Saved entries:

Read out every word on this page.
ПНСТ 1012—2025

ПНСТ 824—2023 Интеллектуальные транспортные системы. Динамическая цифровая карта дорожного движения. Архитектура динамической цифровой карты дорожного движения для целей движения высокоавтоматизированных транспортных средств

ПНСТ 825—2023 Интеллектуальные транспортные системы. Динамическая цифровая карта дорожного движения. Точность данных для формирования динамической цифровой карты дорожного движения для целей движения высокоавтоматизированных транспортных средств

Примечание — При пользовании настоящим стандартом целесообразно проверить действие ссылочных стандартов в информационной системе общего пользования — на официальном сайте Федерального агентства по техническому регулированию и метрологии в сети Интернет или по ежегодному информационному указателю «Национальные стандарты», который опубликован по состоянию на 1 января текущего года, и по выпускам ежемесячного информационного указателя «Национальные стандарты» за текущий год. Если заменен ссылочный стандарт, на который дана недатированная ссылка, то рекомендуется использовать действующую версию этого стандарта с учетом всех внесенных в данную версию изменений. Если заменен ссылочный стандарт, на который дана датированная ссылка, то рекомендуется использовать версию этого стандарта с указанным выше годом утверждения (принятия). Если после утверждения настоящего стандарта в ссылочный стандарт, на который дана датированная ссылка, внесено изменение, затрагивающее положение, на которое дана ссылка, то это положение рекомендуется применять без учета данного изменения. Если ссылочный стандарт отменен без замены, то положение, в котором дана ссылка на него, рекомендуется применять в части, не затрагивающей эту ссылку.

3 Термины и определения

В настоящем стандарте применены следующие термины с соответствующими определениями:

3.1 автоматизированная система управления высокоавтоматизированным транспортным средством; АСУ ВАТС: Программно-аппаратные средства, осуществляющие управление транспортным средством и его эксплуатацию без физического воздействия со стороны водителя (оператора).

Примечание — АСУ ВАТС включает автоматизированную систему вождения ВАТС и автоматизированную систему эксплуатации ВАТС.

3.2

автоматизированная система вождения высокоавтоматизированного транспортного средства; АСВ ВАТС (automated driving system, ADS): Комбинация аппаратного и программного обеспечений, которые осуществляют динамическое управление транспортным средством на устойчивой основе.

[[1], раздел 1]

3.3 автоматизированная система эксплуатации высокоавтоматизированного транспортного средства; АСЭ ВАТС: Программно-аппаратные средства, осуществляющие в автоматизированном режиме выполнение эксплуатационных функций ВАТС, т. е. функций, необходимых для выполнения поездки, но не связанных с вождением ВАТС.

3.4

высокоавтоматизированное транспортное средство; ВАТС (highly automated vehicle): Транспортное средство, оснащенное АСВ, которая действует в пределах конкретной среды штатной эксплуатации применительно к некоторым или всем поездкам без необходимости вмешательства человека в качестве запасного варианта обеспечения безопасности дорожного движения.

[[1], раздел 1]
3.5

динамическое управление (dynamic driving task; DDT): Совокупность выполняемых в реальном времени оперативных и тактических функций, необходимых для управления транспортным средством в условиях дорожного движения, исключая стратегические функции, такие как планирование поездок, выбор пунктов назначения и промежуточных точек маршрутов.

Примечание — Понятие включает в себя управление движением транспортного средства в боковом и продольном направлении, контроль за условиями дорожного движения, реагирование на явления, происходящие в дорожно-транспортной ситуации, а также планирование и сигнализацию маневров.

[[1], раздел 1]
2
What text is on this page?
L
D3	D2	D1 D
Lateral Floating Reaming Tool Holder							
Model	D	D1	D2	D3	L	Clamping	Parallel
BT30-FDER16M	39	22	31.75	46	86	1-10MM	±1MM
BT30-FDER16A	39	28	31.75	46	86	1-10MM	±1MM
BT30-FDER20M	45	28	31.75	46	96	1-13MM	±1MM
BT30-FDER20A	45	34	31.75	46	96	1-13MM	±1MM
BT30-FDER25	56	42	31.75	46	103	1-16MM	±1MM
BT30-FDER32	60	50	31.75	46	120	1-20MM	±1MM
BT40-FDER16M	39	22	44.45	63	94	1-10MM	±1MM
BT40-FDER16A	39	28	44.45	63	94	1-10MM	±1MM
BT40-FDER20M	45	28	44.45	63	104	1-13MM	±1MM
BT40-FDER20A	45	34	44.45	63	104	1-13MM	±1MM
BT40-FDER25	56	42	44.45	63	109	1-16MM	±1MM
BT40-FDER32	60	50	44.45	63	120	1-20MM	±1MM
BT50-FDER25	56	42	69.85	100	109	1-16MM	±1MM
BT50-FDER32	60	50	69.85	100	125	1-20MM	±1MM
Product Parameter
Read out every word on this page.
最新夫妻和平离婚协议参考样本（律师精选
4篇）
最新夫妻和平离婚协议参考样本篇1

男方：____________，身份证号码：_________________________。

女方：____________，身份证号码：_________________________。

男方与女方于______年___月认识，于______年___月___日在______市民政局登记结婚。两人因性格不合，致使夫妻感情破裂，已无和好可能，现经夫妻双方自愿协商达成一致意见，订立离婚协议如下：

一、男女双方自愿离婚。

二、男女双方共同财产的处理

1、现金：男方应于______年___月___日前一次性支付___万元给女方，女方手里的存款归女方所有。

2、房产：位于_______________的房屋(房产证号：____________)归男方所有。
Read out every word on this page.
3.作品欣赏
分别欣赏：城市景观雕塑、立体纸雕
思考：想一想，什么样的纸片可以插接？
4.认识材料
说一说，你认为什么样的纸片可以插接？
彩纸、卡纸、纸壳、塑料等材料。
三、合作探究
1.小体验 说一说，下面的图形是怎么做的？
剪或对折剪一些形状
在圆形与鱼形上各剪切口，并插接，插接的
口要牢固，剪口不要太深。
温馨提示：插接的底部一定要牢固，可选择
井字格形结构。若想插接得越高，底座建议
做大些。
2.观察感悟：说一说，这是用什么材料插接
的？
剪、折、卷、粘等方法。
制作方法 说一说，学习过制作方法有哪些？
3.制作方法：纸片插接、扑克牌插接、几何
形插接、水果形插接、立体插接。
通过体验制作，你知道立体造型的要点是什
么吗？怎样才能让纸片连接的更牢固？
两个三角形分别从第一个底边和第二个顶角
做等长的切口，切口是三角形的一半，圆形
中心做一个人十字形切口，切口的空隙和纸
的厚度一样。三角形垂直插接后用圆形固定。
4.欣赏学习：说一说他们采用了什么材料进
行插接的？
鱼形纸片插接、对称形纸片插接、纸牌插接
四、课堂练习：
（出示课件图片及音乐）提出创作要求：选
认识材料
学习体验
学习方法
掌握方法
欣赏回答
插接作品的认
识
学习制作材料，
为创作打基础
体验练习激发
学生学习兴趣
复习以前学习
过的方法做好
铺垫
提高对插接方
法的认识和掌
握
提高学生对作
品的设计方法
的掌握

Stated goal
Reproduce all of the records exactly.

Solution to the exercise
Read out every word on this page.
ПНСТ 1012—2025

ПНСТ 824—2023 Интеллектуальные транспортные системы. Динамическая цифровая карта дорожного движения. Архитектура динамической цифровой карты дорожного движения для целей движения высокоавтоматизированных транспортных средств

ПНСТ 825—2023 Интеллектуальные транспортные системы. Динамическая цифровая карта дорожного движения. Точность данных для формирования динамической цифровой карты дорожного движения для целей движения высокоавтоматизированных транспортных средств

Примечание — При пользовании настоящим стандартом целесообразно проверить действие ссылочных стандартов в информационной системе общего пользования — на официальном сайте Федерального агентства по техническому регулированию и метрологии в сети Интернет или по ежегодному информационному указателю «Национальные стандарты», который опубликован по состоянию на 1 января текущего года, и по выпускам ежемесячного информационного указателя «Национальные стандарты» за текущий год. Если заменен ссылочный стандарт, на который дана недатированная ссылка, то рекомендуется использовать действующую версию этого стандарта с учетом всех внесенных в данную версию изменений. Если заменен ссылочный стандарт, на который дана датированная ссылка, то рекомендуется использовать версию этого стандарта с указанным выше годом утверждения (принятия). Если после утверждения настоящего стандарта в ссылочный стандарт, на который дана датированная ссылка, внесено изменение, затрагивающее положение, на которое дана ссылка, то это положение рекомендуется применять без учета данного изменения. Если ссылочный стандарт отменен без замены, то положение, в котором дана ссылка на него, рекомендуется применять в части, не затрагивающей эту ссылку.

3 Термины и определения

В настоящем стандарте применены следующие термины с соответствующими определениями:

3.1 автоматизированная система управления высокоавтоматизированным транспортным средством; АСУ ВАТС: Программно-аппаратные средства, осуществляющие управление транспортным средством и его эксплуатацию без физического воздействия со стороны водителя (оператора).

Примечание — АСУ ВАТС включает автоматизированную систему вождения ВАТС и автоматизированную систему эксплуатации ВАТС.

3.2

автоматизированная система вождения высокоавтоматизированного транспортного средства; АСВ ВАТС (automated driving system, ADS): Комбинация аппаратного и программного обеспечений, которые осуществляют динамическое управление транспортным средством на устойчивой основе.

[[1], раздел 1]

3.3 автоматизированная система эксплуатации высокоавтоматизированного транспортного средства; АСЭ ВАТС: Программно-аппаратные средства, осуществляющие в автоматизированном режиме выполнение эксплуатационных функций ВАТС, т. е. функций, необходимых для выполнения поездки, но не связанных с вождением ВАТС.

3.4

высокоавтоматизированное транспортное средство; ВАТС (highly automated vehicle): Транспортное средство, оснащенное АСВ, которая действует в пределах конкретной среды штатной эксплуатации применительно к некоторым или всем поездкам без необходимости вмешательства человека в качестве запасного варианта обеспечения безопасности дорожного движения.

[[1], раздел 1]
3.5

динамическое управление (dynamic driving task; DDT): Совокупность выполняемых в реальном времени оперативных и тактических функций, необходимых для управления транспортным средством в условиях дорожного движения, исключая стратегические функции, такие как планирование поездок, выбор пунктов назначения и промежуточных точек маршрутов.

Примечание — Понятие включает в себя управление движением транспортного средства в боковом и продольном направлении, контроль за условиями дорожного движения, реагирование на явления, происходящие в дорожно-транспортной ситуации, а также планирование и сигнализацию маневров.

[[1], раздел 1]
2
What text is on this page?
L
D3	D2	D1 D
Lateral Floating Reaming Tool Holder							
Model	D	D1	D2	D3	L	Clamping	Parallel
BT30-FDER16M	39	22	31.75	46	86	1-10MM	±1MM
BT30-FDER16A	39	28	31.75	46	86	1-10MM	±1MM
BT30-FDER20M	45	28	31.75	46	96	1-13MM	±1MM
BT30-FDER20A	45	34	31.75	46	96	1-13MM	±1MM
BT30-FDER25	56	42	31.75	46	103	1-16MM	±1MM
BT30-FDER32	60	50	31.75	46	120	1-20MM	±1MM
BT40-FDER16M	39	22	44.45	63	94	1-10MM	±1MM
BT40-FDER16A	39	28	44.45	63	94	1-10MM	±1MM
BT40-FDER20M	45	28	44.45	63	104	1-13MM	±1MM
BT40-FDER20A	45	34	44.45	63	104	1-13MM	±1MM
BT40-FDER25	56	42	44.45	63	109	1-16MM	±1MM
BT40-FDER32	60	50	44.45	63	120	1-20MM	±1MM
BT50-FDER25	56	42	69.85	100	109	1-16MM	±1MM
BT50-FDER32	60	50	69.85	100	125	1-20MM	±1MM
Product Parameter
Read out every word on this page.
最新夫妻和平离婚协议参考样本（律师精选
4篇）
最新夫妻和平离婚协议参考样本篇1

男方：____________，身份证号码：_________________________。

女方：____________，身份证号码：_________________________。

男方与女方于______年___月认识，于______年___月___日在______市民政局登记结婚。两人因性格不合，致使夫妻感情破裂，已无和好可能，现经夫妻双方自愿协商达成一致意见，订立离婚协议如下：

一、男女双方自愿离婚。

二、男女双方共同财产的处理

1、现金：男方应于______年___月___日前一次性支付___万元给女方，女方手里的存款归女方所有。

2、房产：位于_______________的房屋(房产证号：____________)归男方所有。
Read out every word on this page.
3.作品欣赏
分别欣赏：城市景观雕塑、立体纸雕
思考：想一想，什么样的纸片可以插接？
4.认识材料
说一说，你认为什么样的纸片可以插接？
彩纸、卡纸、纸壳、塑料等材料。
三、合作探究
1.小体验 说一说，下面的图形是怎么做的？
剪或对折剪一些形状
在圆形与鱼形上各剪切口，并插接，插接的
口要牢固，剪口不要太深。
温馨提示：插接的底部一定要牢固，可选择
井字格形结构。若想插接得越高，底座建议
做大些。
2.观察感悟：说一说，这是用什么材料插接
的？
剪、折、卷、粘等方法。
制作方法 说一说，学习过制作方法有哪些？
3.制作方法：纸片插接、扑克牌插接、几何
形插接、水果形插接、立体插接。
通过体验制作，你知道立体造型的要点是什
么吗？怎样才能让纸片连接的更牢固？
两个三角形分别从第一个底边和第二个顶角
做等长的切口，切口是三角形的一半，圆形
中心做一个人十字形切口，切口的空隙和纸
的厚度一样。三角形垂直插接后用圆形固定。
4.欣赏学习：说一说他们采用了什么材料进
行插接的？
鱼形纸片插接、对称形纸片插接、纸牌插接
四、课堂练习：
（出示课件图片及音乐）提出创作要求：选
认识材料
学习体验
学习方法
掌握方法
欣赏回答
插接作品的认
识
学习制作材料，
为创作打基础
体验练习激发
学生学习兴趣
复习以前学习
过的方法做好
铺垫
提高对插接方
法的认识和掌
握
提高学生对作
品的设计方法
的掌握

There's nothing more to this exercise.